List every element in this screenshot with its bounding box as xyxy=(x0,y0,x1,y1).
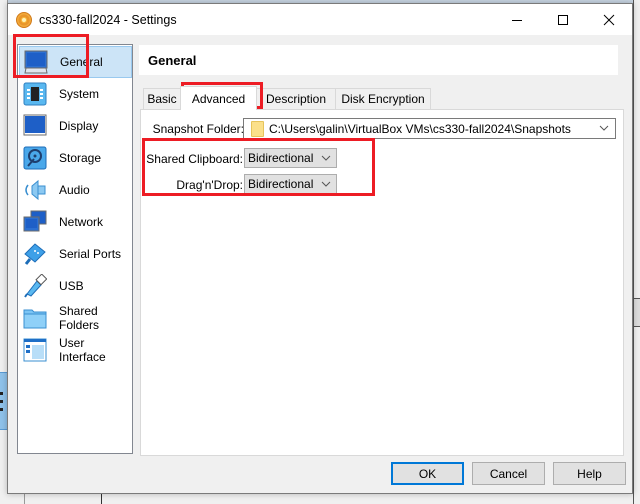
sidebar-item-label: Display xyxy=(59,119,99,133)
display-monitor-icon xyxy=(23,114,47,138)
ok-button-label: OK xyxy=(418,466,437,481)
sidebar-item-audio[interactable]: Audio xyxy=(19,174,132,206)
tab-label: Disk Encryption xyxy=(341,92,425,106)
close-button[interactable] xyxy=(586,4,632,35)
shared-clipboard-select[interactable]: Bidirectional xyxy=(244,148,337,168)
sidebar-item-label: General xyxy=(60,55,103,69)
chevron-down-icon xyxy=(321,155,331,161)
settings-category-list[interactable]: General System Display Storage Audio Net… xyxy=(17,44,133,454)
drag-n-drop-select[interactable]: Bidirectional xyxy=(244,174,337,194)
sidebar-item-label: Network xyxy=(59,215,104,229)
help-button[interactable]: Help xyxy=(553,462,626,485)
serial-port-icon xyxy=(23,242,47,266)
tab-label: Description xyxy=(265,92,327,106)
sidebar-item-display[interactable]: Display xyxy=(19,110,132,142)
sidebar-item-label: Audio xyxy=(59,183,90,197)
snapshot-folder-value: C:\Users\galin\VirtualBox VMs\cs330-fall… xyxy=(269,121,571,136)
tab-basic[interactable]: Basic xyxy=(143,88,181,109)
chevron-down-icon xyxy=(599,125,609,131)
cancel-button[interactable]: Cancel xyxy=(472,462,545,485)
page-title: General xyxy=(148,52,197,68)
tab-label: Advanced xyxy=(191,91,246,106)
sidebar-item-label: User Interface xyxy=(59,336,106,364)
settings-dialog: cs330-fall2024 - Settings General System… xyxy=(7,3,633,494)
cancel-button-label: Cancel xyxy=(489,466,528,481)
system-chip-icon xyxy=(23,82,47,106)
general-monitor-icon xyxy=(24,50,48,74)
sidebar-item-label: Shared Folders xyxy=(59,304,100,332)
background-window-right-edge xyxy=(633,0,640,504)
sidebar-item-label: System xyxy=(59,87,100,101)
tab-description[interactable]: Description xyxy=(256,88,336,109)
snapshot-folder-label: Snapshot Folder: xyxy=(152,122,244,136)
sidebar-item-shared-folders[interactable]: Shared Folders xyxy=(19,302,132,334)
tab-disk-encryption[interactable]: Disk Encryption xyxy=(335,88,431,109)
shared-clipboard-value: Bidirectional xyxy=(248,151,314,165)
drag-n-drop-value: Bidirectional xyxy=(248,177,314,191)
background-dot xyxy=(0,400,3,403)
window-title: cs330-fall2024 - Settings xyxy=(39,12,177,27)
ok-button[interactable]: OK xyxy=(391,462,464,485)
help-button-label: Help xyxy=(577,466,602,481)
sidebar-item-network[interactable]: Network xyxy=(19,206,132,238)
sidebar-item-system[interactable]: System xyxy=(19,78,132,110)
background-dot xyxy=(0,392,3,395)
drag-n-drop-label: Drag'n'Drop: xyxy=(176,178,243,192)
sidebar-item-storage[interactable]: Storage xyxy=(19,142,132,174)
advanced-tab-panel: Snapshot Folder: C:\Users\galin\VirtualB… xyxy=(140,109,624,456)
page-header: General xyxy=(139,45,618,75)
sidebar-item-usb[interactable]: USB xyxy=(19,270,132,302)
snapshot-folder-combobox[interactable]: C:\Users\galin\VirtualBox VMs\cs330-fall… xyxy=(243,118,616,139)
storage-disk-icon xyxy=(23,146,47,170)
shared-clipboard-label: Shared Clipboard: xyxy=(146,152,243,166)
sidebar-item-label: Storage xyxy=(59,151,102,165)
maximize-icon xyxy=(558,14,568,25)
folder-icon xyxy=(251,120,264,137)
usb-icon xyxy=(23,273,48,298)
audio-speaker-icon xyxy=(23,178,47,202)
close-icon xyxy=(603,14,615,25)
network-icon xyxy=(23,210,47,234)
background-window-bottom xyxy=(0,494,640,504)
sidebar-item-serial-ports[interactable]: Serial Ports xyxy=(19,238,132,270)
sidebar-item-user-interface[interactable]: User Interface xyxy=(19,334,132,366)
tab-label: Basic xyxy=(147,92,177,106)
sidebar-item-label: USB xyxy=(59,279,84,293)
title-bar[interactable]: cs330-fall2024 - Settings xyxy=(8,4,632,35)
maximize-button[interactable] xyxy=(540,4,586,35)
tab-advanced[interactable]: Advanced xyxy=(180,86,257,110)
shared-folder-icon xyxy=(23,306,47,330)
minimize-icon xyxy=(512,19,522,21)
sidebar-item-label: Serial Ports xyxy=(59,247,122,261)
user-interface-icon xyxy=(23,338,47,362)
sidebar-item-general[interactable]: General xyxy=(19,46,132,78)
minimize-button[interactable] xyxy=(494,4,540,35)
background-dot xyxy=(0,408,3,411)
chevron-down-icon xyxy=(321,181,331,187)
virtualbox-gear-icon xyxy=(16,11,32,28)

◆ **SHORT EXERCISE**
Please reproduce all of the rows above verbatim, line for line, leaving out the pictures.

◆ **EXERCISE RESULT**
List every element in this screenshot with its bounding box as xyxy=(x0,y0,x1,y1).
sidebar-item-label: Display xyxy=(59,119,99,133)
display-monitor-icon xyxy=(23,114,47,138)
ok-button-label: OK xyxy=(418,466,437,481)
sidebar-item-audio[interactable]: Audio xyxy=(19,174,132,206)
tab-label: Disk Encryption xyxy=(341,92,425,106)
close-button[interactable] xyxy=(586,4,632,35)
shared-clipboard-select[interactable]: Bidirectional xyxy=(244,148,337,168)
sidebar-item-label: General xyxy=(60,55,103,69)
chevron-down-icon xyxy=(321,155,331,161)
settings-category-list[interactable]: General System Display Storage Audio Net… xyxy=(17,44,133,454)
drag-n-drop-select[interactable]: Bidirectional xyxy=(244,174,337,194)
sidebar-item-label: Network xyxy=(59,215,104,229)
help-button[interactable]: Help xyxy=(553,462,626,485)
serial-port-icon xyxy=(23,242,47,266)
tab-label: Description xyxy=(265,92,327,106)
sidebar-item-display[interactable]: Display xyxy=(19,110,132,142)
sidebar-item-label: Audio xyxy=(59,183,90,197)
snapshot-folder-value: C:\Users\galin\VirtualBox VMs\cs330-fall… xyxy=(269,121,571,136)
tab-basic[interactable]: Basic xyxy=(143,88,181,109)
chevron-down-icon xyxy=(599,125,609,131)
cancel-button[interactable]: Cancel xyxy=(472,462,545,485)
page-title: General xyxy=(148,52,197,68)
tab-label: Advanced xyxy=(191,91,246,106)
sidebar-item-label: User Interface xyxy=(59,336,106,364)
settings-dialog: cs330-fall2024 - Settings General System… xyxy=(7,3,633,494)
cancel-button-label: Cancel xyxy=(489,466,528,481)
system-chip-icon xyxy=(23,82,47,106)
general-monitor-icon xyxy=(24,50,48,74)
sidebar-item-label: Shared Folders xyxy=(59,304,100,332)
background-window-right-edge xyxy=(633,0,640,504)
sidebar-item-label: System xyxy=(59,87,100,101)
tab-description[interactable]: Description xyxy=(256,88,336,109)
snapshot-folder-label: Snapshot Folder: xyxy=(152,122,244,136)
sidebar-item-shared-folders[interactable]: Shared Folders xyxy=(19,302,132,334)
tab-disk-encryption[interactable]: Disk Encryption xyxy=(335,88,431,109)
shared-clipboard-value: Bidirectional xyxy=(248,151,314,165)
drag-n-drop-value: Bidirectional xyxy=(248,177,314,191)
background-dot xyxy=(0,400,3,403)
window-title: cs330-fall2024 - Settings xyxy=(39,12,177,27)
ok-button[interactable]: OK xyxy=(391,462,464,485)
help-button-label: Help xyxy=(577,466,602,481)
sidebar-item-network[interactable]: Network xyxy=(19,206,132,238)
sidebar-item-system[interactable]: System xyxy=(19,78,132,110)
background-dot xyxy=(0,392,3,395)
drag-n-drop-label: Drag'n'Drop: xyxy=(176,178,243,192)
sidebar-item-storage[interactable]: Storage xyxy=(19,142,132,174)
advanced-tab-panel: Snapshot Folder: C:\Users\galin\VirtualB… xyxy=(140,109,624,456)
page-header: General xyxy=(139,45,618,75)
sidebar-item-usb[interactable]: USB xyxy=(19,270,132,302)
snapshot-folder-combobox[interactable]: C:\Users\galin\VirtualBox VMs\cs330-fall… xyxy=(243,118,616,139)
storage-disk-icon xyxy=(23,146,47,170)
shared-clipboard-label: Shared Clipboard: xyxy=(146,152,243,166)
sidebar-item-label: Storage xyxy=(59,151,102,165)
maximize-icon xyxy=(558,14,568,25)
folder-icon xyxy=(251,120,264,137)
usb-icon xyxy=(23,273,48,298)
audio-speaker-icon xyxy=(23,178,47,202)
close-icon xyxy=(603,14,615,25)
network-icon xyxy=(23,210,47,234)
background-window-bottom xyxy=(0,494,640,504)
sidebar-item-serial-ports[interactable]: Serial Ports xyxy=(19,238,132,270)
sidebar-item-user-interface[interactable]: User Interface xyxy=(19,334,132,366)
tab-label: Basic xyxy=(147,92,177,106)
sidebar-item-label: USB xyxy=(59,279,84,293)
title-bar[interactable]: cs330-fall2024 - Settings xyxy=(8,4,632,35)
maximize-button[interactable] xyxy=(540,4,586,35)
tab-advanced[interactable]: Advanced xyxy=(180,86,257,110)
shared-folder-icon xyxy=(23,306,47,330)
minimize-icon xyxy=(512,19,522,21)
sidebar-item-label: Serial Ports xyxy=(59,247,122,261)
user-interface-icon xyxy=(23,338,47,362)
sidebar-item-general[interactable]: General xyxy=(19,46,132,78)
minimize-button[interactable] xyxy=(494,4,540,35)
background-dot xyxy=(0,408,3,411)
chevron-down-icon xyxy=(321,181,331,187)
virtualbox-gear-icon xyxy=(16,11,32,28)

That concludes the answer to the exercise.